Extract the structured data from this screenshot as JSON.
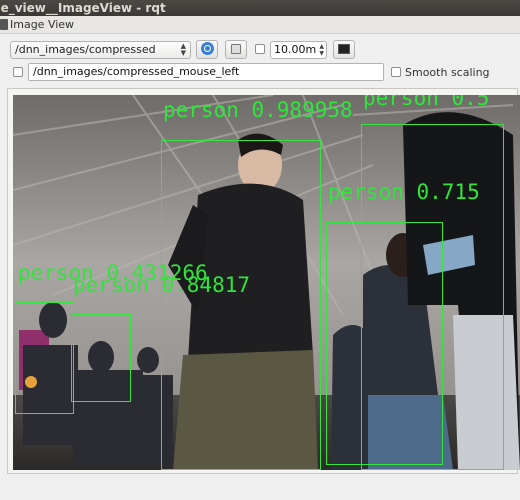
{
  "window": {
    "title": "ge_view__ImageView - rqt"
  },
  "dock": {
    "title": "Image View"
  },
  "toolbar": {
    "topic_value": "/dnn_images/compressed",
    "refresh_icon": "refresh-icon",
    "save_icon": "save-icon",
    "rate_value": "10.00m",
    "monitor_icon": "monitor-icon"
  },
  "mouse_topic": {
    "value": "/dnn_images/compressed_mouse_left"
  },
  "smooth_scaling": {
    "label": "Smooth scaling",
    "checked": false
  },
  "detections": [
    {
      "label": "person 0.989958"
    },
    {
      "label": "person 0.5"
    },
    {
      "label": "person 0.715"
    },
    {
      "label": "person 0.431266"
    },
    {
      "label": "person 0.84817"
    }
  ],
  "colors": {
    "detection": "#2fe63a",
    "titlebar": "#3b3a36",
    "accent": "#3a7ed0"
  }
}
☆ ☆ ☆ ☆ ☆
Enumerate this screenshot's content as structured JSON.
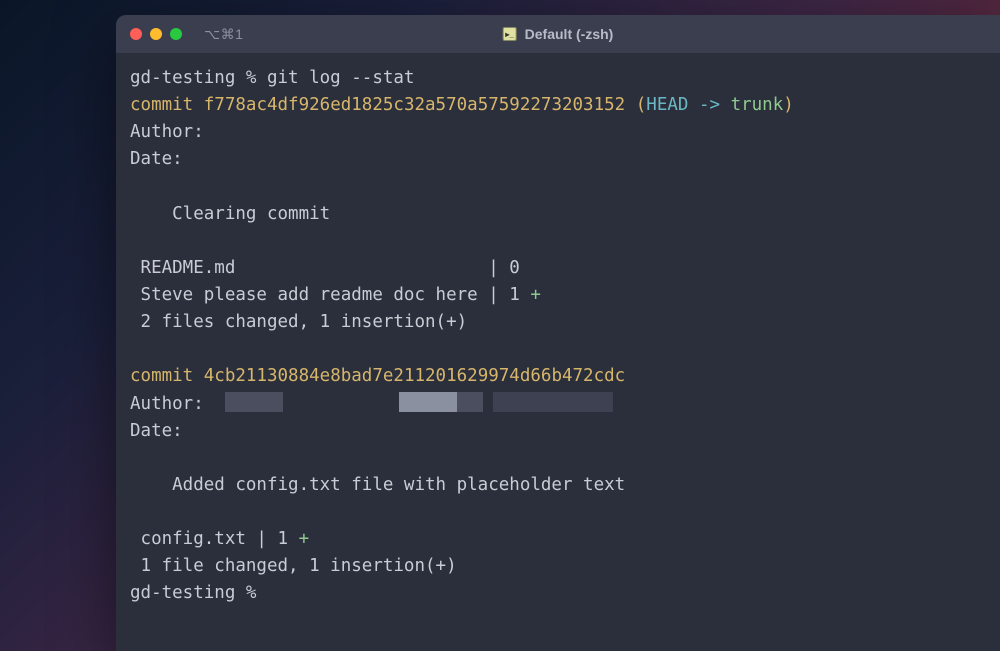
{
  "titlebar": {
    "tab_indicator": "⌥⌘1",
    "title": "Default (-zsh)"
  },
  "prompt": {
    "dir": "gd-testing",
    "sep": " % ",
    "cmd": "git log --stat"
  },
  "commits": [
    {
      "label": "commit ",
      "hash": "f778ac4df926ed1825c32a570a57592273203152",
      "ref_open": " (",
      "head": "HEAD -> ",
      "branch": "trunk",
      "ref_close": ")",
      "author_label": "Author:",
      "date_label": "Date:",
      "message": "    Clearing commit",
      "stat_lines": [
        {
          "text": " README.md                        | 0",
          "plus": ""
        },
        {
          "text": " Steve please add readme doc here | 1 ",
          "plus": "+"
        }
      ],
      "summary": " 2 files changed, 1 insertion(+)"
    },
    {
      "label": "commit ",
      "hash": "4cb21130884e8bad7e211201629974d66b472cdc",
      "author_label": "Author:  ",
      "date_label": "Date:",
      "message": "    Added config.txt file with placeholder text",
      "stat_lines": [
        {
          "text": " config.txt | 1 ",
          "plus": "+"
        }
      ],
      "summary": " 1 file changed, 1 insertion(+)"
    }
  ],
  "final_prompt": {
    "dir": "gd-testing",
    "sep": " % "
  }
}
☆ ☆ ☆ ☆ ☆
■ **What to produce**
Of the lines in the material, how many contain the word "person"? Reply with the number and nothing else.

■ **Answer to the task**
5